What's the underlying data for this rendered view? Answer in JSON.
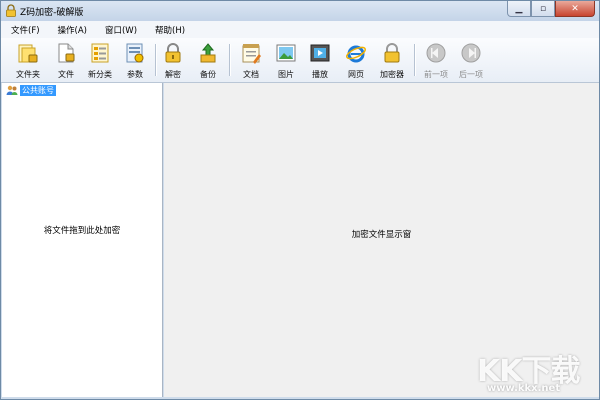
{
  "window": {
    "title": "Z码加密-破解版"
  },
  "menu": [
    "文件(F)",
    "操作(A)",
    "窗口(W)",
    "帮助(H)"
  ],
  "toolbar": {
    "folder": "文件夹",
    "file": "文件",
    "new_category": "新分类",
    "params": "参数",
    "decrypt": "解密",
    "backup": "备份",
    "document": "文档",
    "picture": "图片",
    "play": "播放",
    "webpage": "网页",
    "encryptor": "加密器",
    "previous": "前一项",
    "next": "后一项"
  },
  "tree": {
    "root": "公共账号"
  },
  "left_pane": {
    "hint": "将文件拖到此处加密"
  },
  "right_pane": {
    "hint": "加密文件显示窗"
  },
  "watermark": {
    "logo": "KK下载",
    "url": "www.kkx.net"
  }
}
□ □ □ □ □
# Task prompt:
Repeat the data above exactly, but not the pictures.

# In response:
What's the underlying data for this rendered view? Answer in JSON.
{
  "window": {
    "title": "Z码加密-破解版"
  },
  "menu": [
    "文件(F)",
    "操作(A)",
    "窗口(W)",
    "帮助(H)"
  ],
  "toolbar": {
    "folder": "文件夹",
    "file": "文件",
    "new_category": "新分类",
    "params": "参数",
    "decrypt": "解密",
    "backup": "备份",
    "document": "文档",
    "picture": "图片",
    "play": "播放",
    "webpage": "网页",
    "encryptor": "加密器",
    "previous": "前一项",
    "next": "后一项"
  },
  "tree": {
    "root": "公共账号"
  },
  "left_pane": {
    "hint": "将文件拖到此处加密"
  },
  "right_pane": {
    "hint": "加密文件显示窗"
  },
  "watermark": {
    "logo": "KK下载",
    "url": "www.kkx.net"
  }
}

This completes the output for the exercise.